▶ [Input material]:
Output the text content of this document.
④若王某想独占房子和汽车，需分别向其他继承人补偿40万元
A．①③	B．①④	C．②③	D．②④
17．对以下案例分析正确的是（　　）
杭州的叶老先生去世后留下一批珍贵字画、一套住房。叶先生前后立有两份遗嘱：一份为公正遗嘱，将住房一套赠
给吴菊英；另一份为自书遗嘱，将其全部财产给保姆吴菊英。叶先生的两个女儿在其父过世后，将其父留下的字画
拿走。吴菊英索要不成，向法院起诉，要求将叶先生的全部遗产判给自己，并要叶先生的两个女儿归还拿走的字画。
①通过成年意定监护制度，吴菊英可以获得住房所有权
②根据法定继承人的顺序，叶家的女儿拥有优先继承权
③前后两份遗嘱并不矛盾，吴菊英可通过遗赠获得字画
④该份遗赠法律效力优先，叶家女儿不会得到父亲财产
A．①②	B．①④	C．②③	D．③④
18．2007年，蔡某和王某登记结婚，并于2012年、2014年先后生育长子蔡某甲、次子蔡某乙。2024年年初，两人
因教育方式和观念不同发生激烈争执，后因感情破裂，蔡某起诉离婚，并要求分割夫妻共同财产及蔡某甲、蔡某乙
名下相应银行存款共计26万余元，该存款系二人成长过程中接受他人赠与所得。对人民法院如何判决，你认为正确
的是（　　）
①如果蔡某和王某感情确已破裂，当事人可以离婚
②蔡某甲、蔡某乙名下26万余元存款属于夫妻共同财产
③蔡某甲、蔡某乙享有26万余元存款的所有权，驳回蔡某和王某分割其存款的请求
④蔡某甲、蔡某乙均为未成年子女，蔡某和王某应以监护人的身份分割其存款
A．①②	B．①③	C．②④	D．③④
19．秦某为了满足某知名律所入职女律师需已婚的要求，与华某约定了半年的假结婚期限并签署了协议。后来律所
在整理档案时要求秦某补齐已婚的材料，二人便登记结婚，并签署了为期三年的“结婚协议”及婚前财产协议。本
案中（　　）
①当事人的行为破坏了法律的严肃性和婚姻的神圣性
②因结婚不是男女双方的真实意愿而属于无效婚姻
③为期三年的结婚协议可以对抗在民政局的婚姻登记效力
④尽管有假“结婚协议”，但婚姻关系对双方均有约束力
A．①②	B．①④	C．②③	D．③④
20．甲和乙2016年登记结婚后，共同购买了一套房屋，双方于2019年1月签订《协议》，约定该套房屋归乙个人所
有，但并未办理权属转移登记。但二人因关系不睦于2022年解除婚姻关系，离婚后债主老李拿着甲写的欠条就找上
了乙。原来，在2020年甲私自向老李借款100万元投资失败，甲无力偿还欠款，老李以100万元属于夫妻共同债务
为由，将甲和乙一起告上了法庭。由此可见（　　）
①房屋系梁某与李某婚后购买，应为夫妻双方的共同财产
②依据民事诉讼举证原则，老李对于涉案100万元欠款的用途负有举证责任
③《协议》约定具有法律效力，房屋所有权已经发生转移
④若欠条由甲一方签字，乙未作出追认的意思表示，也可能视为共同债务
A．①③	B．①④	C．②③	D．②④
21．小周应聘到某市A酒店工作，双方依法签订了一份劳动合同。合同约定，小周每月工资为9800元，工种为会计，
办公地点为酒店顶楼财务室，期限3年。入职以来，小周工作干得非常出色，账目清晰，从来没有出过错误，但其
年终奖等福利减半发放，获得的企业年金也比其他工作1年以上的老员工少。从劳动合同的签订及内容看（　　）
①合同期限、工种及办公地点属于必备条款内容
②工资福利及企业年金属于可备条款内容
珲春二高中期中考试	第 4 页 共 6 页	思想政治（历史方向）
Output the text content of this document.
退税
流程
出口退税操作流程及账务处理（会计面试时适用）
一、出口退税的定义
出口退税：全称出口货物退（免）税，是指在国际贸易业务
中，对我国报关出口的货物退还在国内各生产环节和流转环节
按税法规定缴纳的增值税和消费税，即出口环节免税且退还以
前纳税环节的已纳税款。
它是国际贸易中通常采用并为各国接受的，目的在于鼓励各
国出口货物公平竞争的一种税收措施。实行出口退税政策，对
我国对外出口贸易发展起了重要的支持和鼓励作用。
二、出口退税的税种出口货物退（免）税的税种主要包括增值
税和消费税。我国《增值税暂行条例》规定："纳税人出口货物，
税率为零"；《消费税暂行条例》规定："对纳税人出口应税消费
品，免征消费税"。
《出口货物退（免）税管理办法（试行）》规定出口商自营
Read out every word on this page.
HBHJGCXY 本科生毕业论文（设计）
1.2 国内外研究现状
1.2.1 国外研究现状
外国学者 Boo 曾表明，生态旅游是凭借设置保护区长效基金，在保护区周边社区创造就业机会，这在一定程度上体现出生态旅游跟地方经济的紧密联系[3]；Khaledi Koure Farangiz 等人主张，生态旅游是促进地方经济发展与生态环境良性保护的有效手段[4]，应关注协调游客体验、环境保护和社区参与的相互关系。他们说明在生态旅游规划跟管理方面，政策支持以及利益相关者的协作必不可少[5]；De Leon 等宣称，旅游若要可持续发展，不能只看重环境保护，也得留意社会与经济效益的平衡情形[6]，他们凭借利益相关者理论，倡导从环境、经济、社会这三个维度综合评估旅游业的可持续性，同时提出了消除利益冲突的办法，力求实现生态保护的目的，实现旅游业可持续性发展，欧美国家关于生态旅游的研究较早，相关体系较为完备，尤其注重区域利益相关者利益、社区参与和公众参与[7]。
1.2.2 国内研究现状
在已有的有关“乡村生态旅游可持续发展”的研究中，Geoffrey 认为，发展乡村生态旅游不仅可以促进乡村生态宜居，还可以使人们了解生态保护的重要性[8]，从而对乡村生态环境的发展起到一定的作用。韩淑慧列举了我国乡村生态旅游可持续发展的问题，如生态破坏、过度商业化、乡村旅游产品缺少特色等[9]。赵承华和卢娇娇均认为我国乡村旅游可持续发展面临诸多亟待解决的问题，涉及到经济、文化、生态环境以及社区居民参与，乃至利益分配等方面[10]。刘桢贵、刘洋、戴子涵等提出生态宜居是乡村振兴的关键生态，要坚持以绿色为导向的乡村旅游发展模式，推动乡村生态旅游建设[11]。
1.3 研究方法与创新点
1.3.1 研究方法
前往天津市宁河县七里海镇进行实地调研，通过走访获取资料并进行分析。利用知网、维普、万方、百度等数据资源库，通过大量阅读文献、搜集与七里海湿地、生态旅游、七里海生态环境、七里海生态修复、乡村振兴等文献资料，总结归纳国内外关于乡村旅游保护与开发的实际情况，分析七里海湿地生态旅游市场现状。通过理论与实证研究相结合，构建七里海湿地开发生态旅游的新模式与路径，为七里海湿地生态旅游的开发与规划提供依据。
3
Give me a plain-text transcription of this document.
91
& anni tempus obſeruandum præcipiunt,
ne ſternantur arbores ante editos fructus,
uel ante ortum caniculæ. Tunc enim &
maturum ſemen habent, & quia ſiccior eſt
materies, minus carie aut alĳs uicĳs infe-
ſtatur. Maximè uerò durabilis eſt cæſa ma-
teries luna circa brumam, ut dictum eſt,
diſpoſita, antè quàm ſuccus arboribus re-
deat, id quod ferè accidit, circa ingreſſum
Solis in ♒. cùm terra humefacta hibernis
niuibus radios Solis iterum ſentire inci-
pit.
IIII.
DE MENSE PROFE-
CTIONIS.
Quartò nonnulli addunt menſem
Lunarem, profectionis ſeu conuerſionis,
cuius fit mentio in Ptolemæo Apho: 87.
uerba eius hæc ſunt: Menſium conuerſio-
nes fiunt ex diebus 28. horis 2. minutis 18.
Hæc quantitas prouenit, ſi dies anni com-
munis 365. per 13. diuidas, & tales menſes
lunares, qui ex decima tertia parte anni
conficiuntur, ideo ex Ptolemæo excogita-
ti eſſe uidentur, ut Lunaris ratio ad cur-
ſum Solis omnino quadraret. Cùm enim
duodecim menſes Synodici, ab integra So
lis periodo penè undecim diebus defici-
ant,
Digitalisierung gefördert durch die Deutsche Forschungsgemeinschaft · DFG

▶ [Direction]: Take the line with "Give me a plain-text" and all lines after it through the end of the records, and write them out exactly; include nothing else.

▶ [The completed task]:
Give me a plain-text transcription of this document.
91
& anni tempus obſeruandum præcipiunt,
ne ſternantur arbores ante editos fructus,
uel ante ortum caniculæ. Tunc enim &
maturum ſemen habent, & quia ſiccior eſt
materies, minus carie aut alĳs uicĳs infe-
ſtatur. Maximè uerò durabilis eſt cæſa ma-
teries luna circa brumam, ut dictum eſt,
diſpoſita, antè quàm ſuccus arboribus re-
deat, id quod ferè accidit, circa ingreſſum
Solis in ♒. cùm terra humefacta hibernis
niuibus radios Solis iterum ſentire inci-
pit.
IIII.
DE MENSE PROFE-
CTIONIS.
Quartò nonnulli addunt menſem
Lunarem, profectionis ſeu conuerſionis,
cuius fit mentio in Ptolemæo Apho: 87.
uerba eius hæc ſunt: Menſium conuerſio-
nes fiunt ex diebus 28. horis 2. minutis 18.
Hæc quantitas prouenit, ſi dies anni com-
munis 365. per 13. diuidas, & tales menſes
lunares, qui ex decima tertia parte anni
conficiuntur, ideo ex Ptolemæo excogita-
ti eſſe uidentur, ut Lunaris ratio ad cur-
ſum Solis omnino quadraret. Cùm enim
duodecim menſes Synodici, ab integra So
lis periodo penè undecim diebus defici-
ant,
Digitalisierung gefördert durch die Deutsche Forschungsgemeinschaft · DFG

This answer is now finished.